Nevertheless, Maria Van Kerkhove of the WHO said vaccines alone are not enough to completely fix the health crisis. Combining it with other existing public health measures gives them reasonable control. Part of the policy response of the Philippines is to issue unilateral restraints through travel bans and community quarantine as an emergency response to protect its citizens from the COVID-19 pandemic. Since March 2020, the entire country has been switching protocols for restriction between Enhanced Community Quarantine (ECQ) and Modified Community Quarantine, determining when travels are only permitted under medical and humanitarian reasons. Public transportations operate with passenger capacity at a maximum of 50 percent. State employees are in skeletal force. The government also prohibited certain establishments, such as leisure, and places that practice close contacts from operating. Such defensive motives can be examined under Realism as countries exact specific control over domestic movements to evoke security advantages. Even despotic leaderships, like Myanmar and Thailand, tackle pandemic insecurity through far-reaching controls while exacting resource mobilization in a top-down approach. These countries are also placed in a state of emergency, where stay-home rules, limited engagements, international travel ban, and proper hygiene also apply to all citizens. The Realist claim is reflected on states that utilized militarization of social relationships and issues to address the sentiments of fear and threats of the COVID-19 virus. In solving these imminent threats, their policy actions and forms of state monopoly tend to downplay other social and cultural stressors of the pandemic. The nationwide lockdown as a measure of control would aggravate conditions of malnutrition, poverty, in-house crimes like Gender Based Violence, and income inequality. Although ASEAN countries like the Philippines attempted to solve mass unemployment and economic downgrade through stimulus checks, it will overburden their fiscal position and affect GDP growth prospects.

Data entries
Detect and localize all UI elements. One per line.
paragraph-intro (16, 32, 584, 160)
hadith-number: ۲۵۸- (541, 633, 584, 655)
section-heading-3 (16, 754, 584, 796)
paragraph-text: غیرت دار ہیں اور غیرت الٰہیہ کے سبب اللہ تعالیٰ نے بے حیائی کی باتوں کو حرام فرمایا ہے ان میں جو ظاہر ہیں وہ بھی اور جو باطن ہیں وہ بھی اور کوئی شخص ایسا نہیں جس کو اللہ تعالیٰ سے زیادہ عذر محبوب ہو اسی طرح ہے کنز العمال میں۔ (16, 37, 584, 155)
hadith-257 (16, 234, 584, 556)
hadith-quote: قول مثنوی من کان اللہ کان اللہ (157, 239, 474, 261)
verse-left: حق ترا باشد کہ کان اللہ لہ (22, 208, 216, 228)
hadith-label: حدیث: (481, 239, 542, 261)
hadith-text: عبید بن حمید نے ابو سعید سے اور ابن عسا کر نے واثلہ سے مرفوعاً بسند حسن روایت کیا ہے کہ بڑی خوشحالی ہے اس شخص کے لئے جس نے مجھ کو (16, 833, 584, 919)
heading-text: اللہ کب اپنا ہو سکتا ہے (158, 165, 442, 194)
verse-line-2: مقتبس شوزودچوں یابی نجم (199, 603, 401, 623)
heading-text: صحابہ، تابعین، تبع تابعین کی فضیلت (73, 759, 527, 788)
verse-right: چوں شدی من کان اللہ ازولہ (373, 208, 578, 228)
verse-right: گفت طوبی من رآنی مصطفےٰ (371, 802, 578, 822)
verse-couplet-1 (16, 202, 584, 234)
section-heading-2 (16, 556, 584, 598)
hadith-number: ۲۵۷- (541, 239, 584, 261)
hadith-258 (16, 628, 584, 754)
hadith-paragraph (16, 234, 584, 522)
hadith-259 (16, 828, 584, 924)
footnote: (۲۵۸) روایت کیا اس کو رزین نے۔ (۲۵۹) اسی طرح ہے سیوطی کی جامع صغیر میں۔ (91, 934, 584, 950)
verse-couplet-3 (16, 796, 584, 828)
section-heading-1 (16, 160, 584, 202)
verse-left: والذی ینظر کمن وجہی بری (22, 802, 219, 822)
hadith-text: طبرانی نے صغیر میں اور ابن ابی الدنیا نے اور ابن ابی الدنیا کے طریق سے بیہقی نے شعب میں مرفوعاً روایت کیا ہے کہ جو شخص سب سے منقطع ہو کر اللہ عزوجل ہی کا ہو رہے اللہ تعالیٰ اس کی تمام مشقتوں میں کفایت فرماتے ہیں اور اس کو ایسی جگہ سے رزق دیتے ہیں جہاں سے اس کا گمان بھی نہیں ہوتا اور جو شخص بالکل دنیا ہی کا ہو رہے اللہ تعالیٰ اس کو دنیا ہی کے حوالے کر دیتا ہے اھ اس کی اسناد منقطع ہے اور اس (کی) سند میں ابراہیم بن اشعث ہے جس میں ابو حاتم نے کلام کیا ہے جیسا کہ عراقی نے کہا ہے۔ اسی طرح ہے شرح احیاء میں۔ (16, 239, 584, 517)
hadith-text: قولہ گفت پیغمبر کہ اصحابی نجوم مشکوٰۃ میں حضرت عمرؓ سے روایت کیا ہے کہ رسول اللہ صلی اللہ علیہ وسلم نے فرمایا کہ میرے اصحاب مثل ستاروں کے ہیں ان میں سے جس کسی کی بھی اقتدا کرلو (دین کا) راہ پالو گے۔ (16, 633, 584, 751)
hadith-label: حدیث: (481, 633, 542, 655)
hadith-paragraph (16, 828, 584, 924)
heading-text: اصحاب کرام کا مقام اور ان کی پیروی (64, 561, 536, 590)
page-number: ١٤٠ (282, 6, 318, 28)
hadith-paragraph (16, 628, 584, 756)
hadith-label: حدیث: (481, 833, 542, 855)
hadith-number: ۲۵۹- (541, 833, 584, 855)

Work instruction A
Using the passage on pandemic policy in the Philippines, state whether each statement agrees with it: (i) public transportation in the Philippines runs at no more than half its passenger capacity; (ii) Maria Van Kerkhove said vaccines alone can completely fix the health crisis; (iii) the stimulus checks are described as strengthening the country's fiscal position. For each, answer yes or no and quote the words from the passage that decide it.
Work instruction B
Carry on the passage on pandemic policy in the Philippines, starting after its final sentence.

Task result A
(i) Yes: "Public transportations operate with passenger capacity at a maximum of 50 percent."
(ii) No: "vaccines alone are not enough to completely fix the health crisis."
(iii) No: "it will overburden their fiscal position and affect GDP growth prospects."

Task result B
International relations theories and perspectives provide lenses to better analyze the development of state policy pertaining to security under the COVID-19 pandemic. Realism emphasizes the central act of states in global affairs as they dictate the course of policy response and measures for vaccine security. Liberalism, on the same side of the coin, practices a nation-state approach but with components of hopeful regimes for a situational positive-sum outcome. Lastly, Constructivism soothes the gap of former theories by dissecting the intangible concepts of COVID-19 identities concerning vaccine and policy response.

 

Alexia Anne M. Suñaz is an academic lecturer in Pampanga who obtained her bachelor’s degree in Asian Studies in 2018 from the University of Santo Tomas. Currently, she is pursuing her graduate studies in International Studies specializing in Asian Studies at the De La Salle University. Her deep interest in global cultural exchanges, particularly Japan, has led her to choose her courses.